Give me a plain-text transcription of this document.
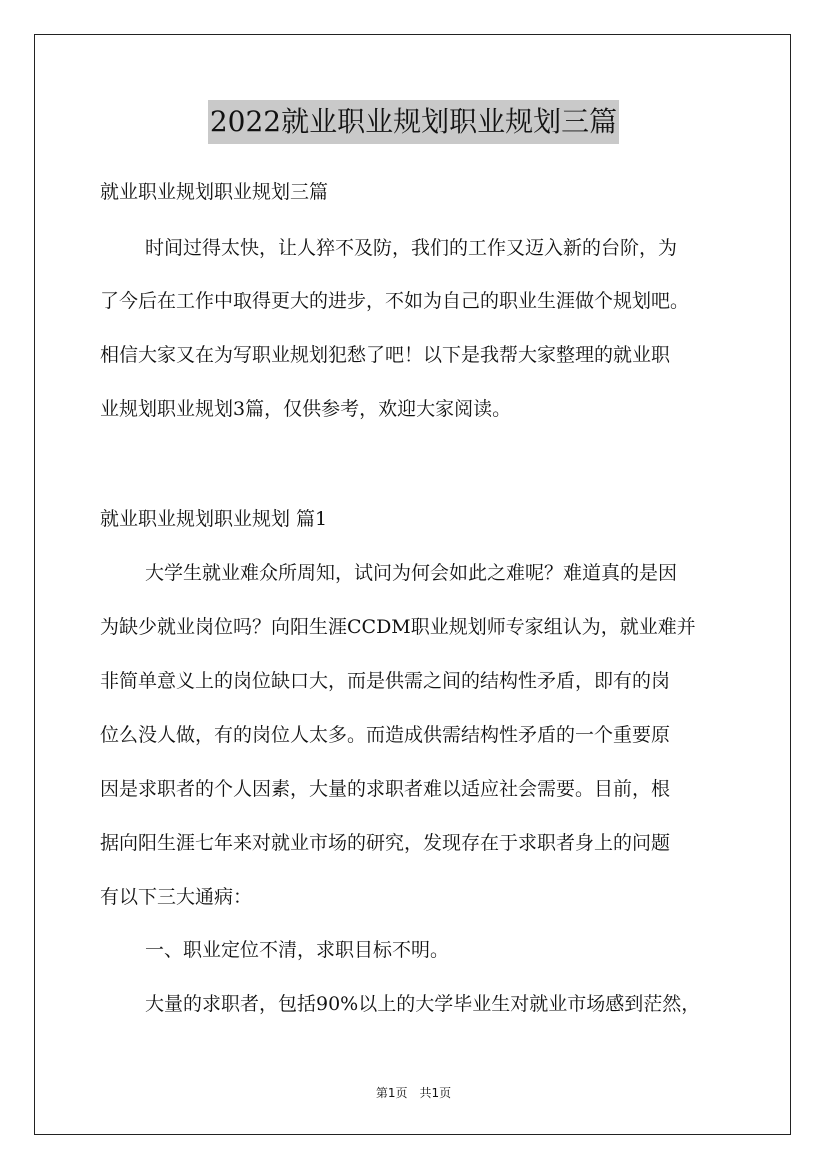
2022就业职业规划职业规划三篇
就业职业规划职业规划三篇
时间过得太快，让人猝不及防，我们的工作又迈入新的台阶，为
了今后在工作中取得更大的进步，不如为自己的职业生涯做个规划吧。
相信大家又在为写职业规划犯愁了吧！以下是我帮大家整理的就业职
业规划职业规划3篇，仅供参考，欢迎大家阅读。
就业职业规划职业规划 篇1
大学生就业难众所周知，试问为何会如此之难呢？难道真的是因
为缺少就业岗位吗？向阳生涯CCDM职业规划师专家组认为，就业难并
非简单意义上的岗位缺口大，而是供需之间的结构性矛盾，即有的岗
位么没人做，有的岗位人太多。而造成供需结构性矛盾的一个重要原
因是求职者的个人因素，大量的求职者难以适应社会需要。目前，根
据向阳生涯七年来对就业市场的研究，发现存在于求职者身上的问题
有以下三大通病：
一、职业定位不清，求职目标不明。
大量的求职者，包括90%以上的大学毕业生对就业市场感到茫然，
第1页　共1页
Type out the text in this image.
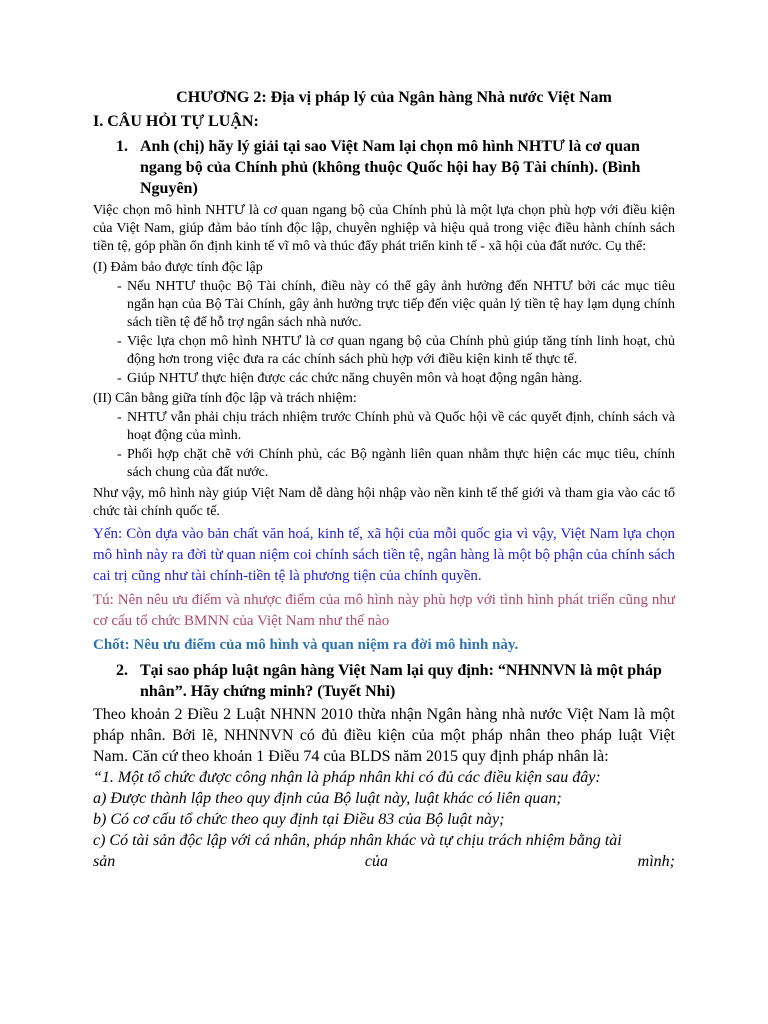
CHƯƠNG 2: Địa vị pháp lý của Ngân hàng Nhà nước Việt Nam
I. CÂU HỎI TỰ LUẬN:
1. Anh (chị) hãy lý giải tại sao Việt Nam lại chọn mô hình NHTƯ là cơ quan ngang bộ của Chính phủ (không thuộc Quốc hội hay Bộ Tài chính). (Bình Nguyên)
Việc chọn mô hình NHTƯ là cơ quan ngang bộ của Chính phủ là một lựa chọn phù hợp với điều kiện của Việt Nam, giúp đảm bảo tính độc lập, chuyên nghiệp và hiệu quả trong việc điều hành chính sách tiền tệ, góp phần ổn định kinh tế vĩ mô và thúc đẩy phát triển kinh tế - xã hội của đất nước. Cụ thể:
(I) Đảm bảo được tính độc lập
- Nếu NHTƯ thuộc Bộ Tài chính, điều này có thể gây ảnh hưởng đến NHTƯ bởi các mục tiêu ngắn hạn của Bộ Tài Chính, gây ảnh hưởng trực tiếp đến việc quản lý tiền tệ hay lạm dụng chính sách tiền tệ để hỗ trợ ngân sách nhà nước.
- Việc lựa chọn mô hình NHTƯ là cơ quan ngang bộ của Chính phủ giúp tăng tính linh hoạt, chủ động hơn trong việc đưa ra các chính sách phù hợp với điều kiện kinh tế thực tế.
- Giúp NHTƯ thực hiện được các chức năng chuyên môn và hoạt động ngân hàng.
(II) Cân bằng giữa tính độc lập và trách nhiệm:
- NHTƯ vẫn phải chịu trách nhiệm trước Chính phủ và Quốc hội về các quyết định, chính sách và hoạt động của mình.
- Phối hợp chặt chẽ với Chính phủ, các Bộ ngành liên quan nhằm thực hiện các mục tiêu, chính sách chung của đất nước.
Như vậy, mô hình này giúp Việt Nam dễ dàng hội nhập vào nền kinh tế thế giới và tham gia vào các tổ chức tài chính quốc tế.
Yến: Còn dựa vào bản chất văn hoá, kinh tế, xã hội của mỗi quốc gia vì vậy, Việt Nam lựa chọn mô hình này ra đời từ quan niệm coi chính sách tiền tệ, ngân hàng là một bộ phận của chính sách cai trị cũng như tài chính-tiền tệ là phương tiện của chính quyền.
Tú: Nên nêu ưu điểm và nhược điểm của mô hình này phù hợp với tình hình phát triển cũng như cơ cấu tổ chức BMNN của Việt Nam như thế nào
Chốt: Nêu ưu điểm của mô hình và quan niệm ra đời mô hình này.
2. Tại sao pháp luật ngân hàng Việt Nam lại quy định: “NHNNVN là một pháp nhân”. Hãy chứng minh? (Tuyết Nhi)
Theo khoản 2 Điều 2 Luật NHNN 2010 thừa nhận Ngân hàng nhà nước Việt Nam là một pháp nhân. Bởi lẽ, NHNNVN có đủ điều kiện của một pháp nhân theo pháp luật Việt Nam. Căn cứ theo khoản 1 Điều 74 của BLDS năm 2015 quy định pháp nhân là:
“1. Một tổ chức được công nhận là pháp nhân khi có đủ các điều kiện sau đây:
a) Được thành lập theo quy định của Bộ luật này, luật khác có liên quan;
b) Có cơ cấu tổ chức theo quy định tại Điều 83 của Bộ luật này;
c) Có tài sản độc lập với cá nhân, pháp nhân khác và tự chịu trách nhiệm bằng tài
sản	của	mình;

[Task to complete]:
Copy each line that holds the word "bằng".

[Written answer]:
(II) Cân bằng giữa tính độc lập và trách nhiệm:
c) Có tài sản độc lập với cá nhân, pháp nhân khác và tự chịu trách nhiệm bằng tài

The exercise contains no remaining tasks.